▸ EXERCISE REQUIREMENTS:
All entries are to be quoted exactly; the images stay out of the copy.

▸ RECORDS SUPPLIED:
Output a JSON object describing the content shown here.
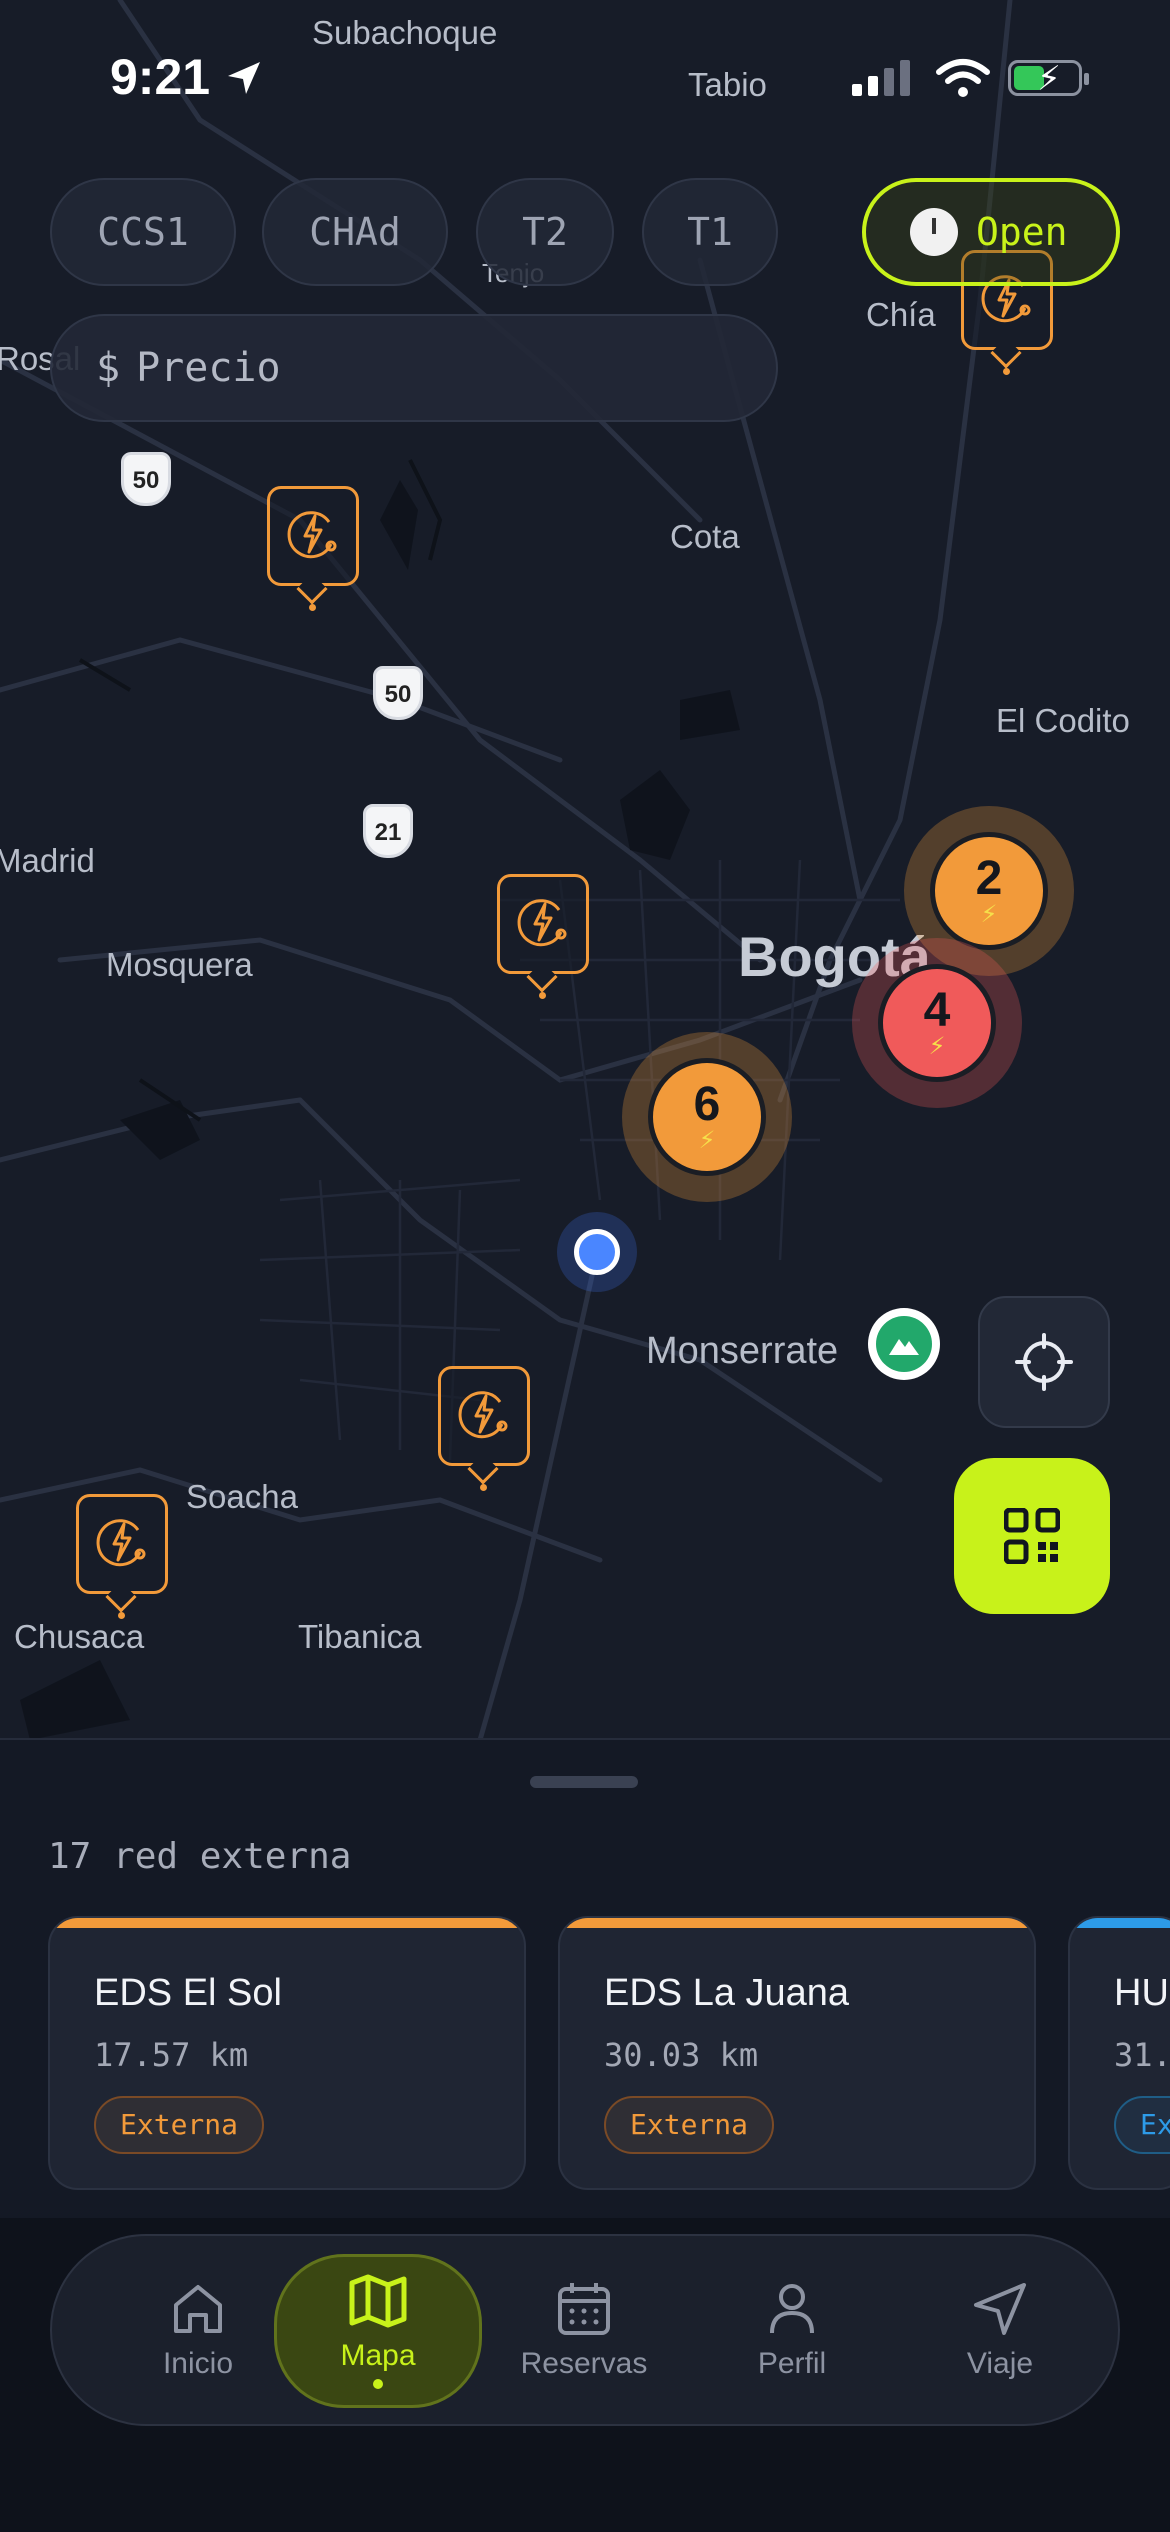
{
  "status_bar": {
    "time": "9:21"
  },
  "filters": {
    "chips": [
      "CCS1",
      "CHAdeMO",
      "T2",
      "T1"
    ],
    "chips_display": [
      "CCS1",
      "CHAd",
      "T2",
      "T1"
    ],
    "open_label": "Open",
    "price_label": "Precio",
    "price_prefix": "$"
  },
  "map": {
    "places": [
      "Subachoque",
      "Tabio",
      "Chía",
      "Tenjo",
      "Cota",
      "El Codito",
      "Madrid",
      "Mosquera",
      "Bogotá",
      "Monserrate",
      "Soacha",
      "Chusaca",
      "Tibanica",
      "Rosal"
    ],
    "route_shields": [
      "50",
      "50",
      "21"
    ],
    "clusters": [
      {
        "count": "2",
        "status": "available"
      },
      {
        "count": "4",
        "status": "busy"
      },
      {
        "count": "6",
        "status": "available"
      }
    ]
  },
  "sheet": {
    "title": "17 red externa",
    "stations": [
      {
        "name": "EDS El Sol",
        "distance": "17.57 km",
        "tag": "Externa"
      },
      {
        "name": "EDS La Juana",
        "distance": "30.03 km",
        "tag": "Externa"
      },
      {
        "name": "HU",
        "distance": "31.",
        "tag": "Ex"
      }
    ]
  },
  "tabs": [
    {
      "label": "Inicio",
      "icon": "home-icon"
    },
    {
      "label": "Mapa",
      "icon": "map-icon"
    },
    {
      "label": "Reservas",
      "icon": "calendar-icon"
    },
    {
      "label": "Perfil",
      "icon": "person-icon"
    },
    {
      "label": "Viaje",
      "icon": "send-icon"
    }
  ],
  "colors": {
    "accent": "#c8f21a",
    "station": "#f29a3a",
    "busy": "#f05a5a",
    "background": "#11151f"
  }
}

▸ TASK SOLUTION:
Output a JSON object describing the content shown here.
{
  "status_bar": {
    "time": "9:21"
  },
  "filters": {
    "chips": [
      "CCS1",
      "CHAdeMO",
      "T2",
      "T1"
    ],
    "chips_display": [
      "CCS1",
      "CHAd",
      "T2",
      "T1"
    ],
    "open_label": "Open",
    "price_label": "Precio",
    "price_prefix": "$"
  },
  "map": {
    "places": [
      "Subachoque",
      "Tabio",
      "Chía",
      "Tenjo",
      "Cota",
      "El Codito",
      "Madrid",
      "Mosquera",
      "Bogotá",
      "Monserrate",
      "Soacha",
      "Chusaca",
      "Tibanica",
      "Rosal"
    ],
    "route_shields": [
      "50",
      "50",
      "21"
    ],
    "clusters": [
      {
        "count": "2",
        "status": "available"
      },
      {
        "count": "4",
        "status": "busy"
      },
      {
        "count": "6",
        "status": "available"
      }
    ]
  },
  "sheet": {
    "title": "17 red externa",
    "stations": [
      {
        "name": "EDS El Sol",
        "distance": "17.57 km",
        "tag": "Externa"
      },
      {
        "name": "EDS La Juana",
        "distance": "30.03 km",
        "tag": "Externa"
      },
      {
        "name": "HU",
        "distance": "31.",
        "tag": "Ex"
      }
    ]
  },
  "tabs": [
    {
      "label": "Inicio",
      "icon": "home-icon"
    },
    {
      "label": "Mapa",
      "icon": "map-icon"
    },
    {
      "label": "Reservas",
      "icon": "calendar-icon"
    },
    {
      "label": "Perfil",
      "icon": "person-icon"
    },
    {
      "label": "Viaje",
      "icon": "send-icon"
    }
  ],
  "colors": {
    "accent": "#c8f21a",
    "station": "#f29a3a",
    "busy": "#f05a5a",
    "background": "#11151f"
  }
}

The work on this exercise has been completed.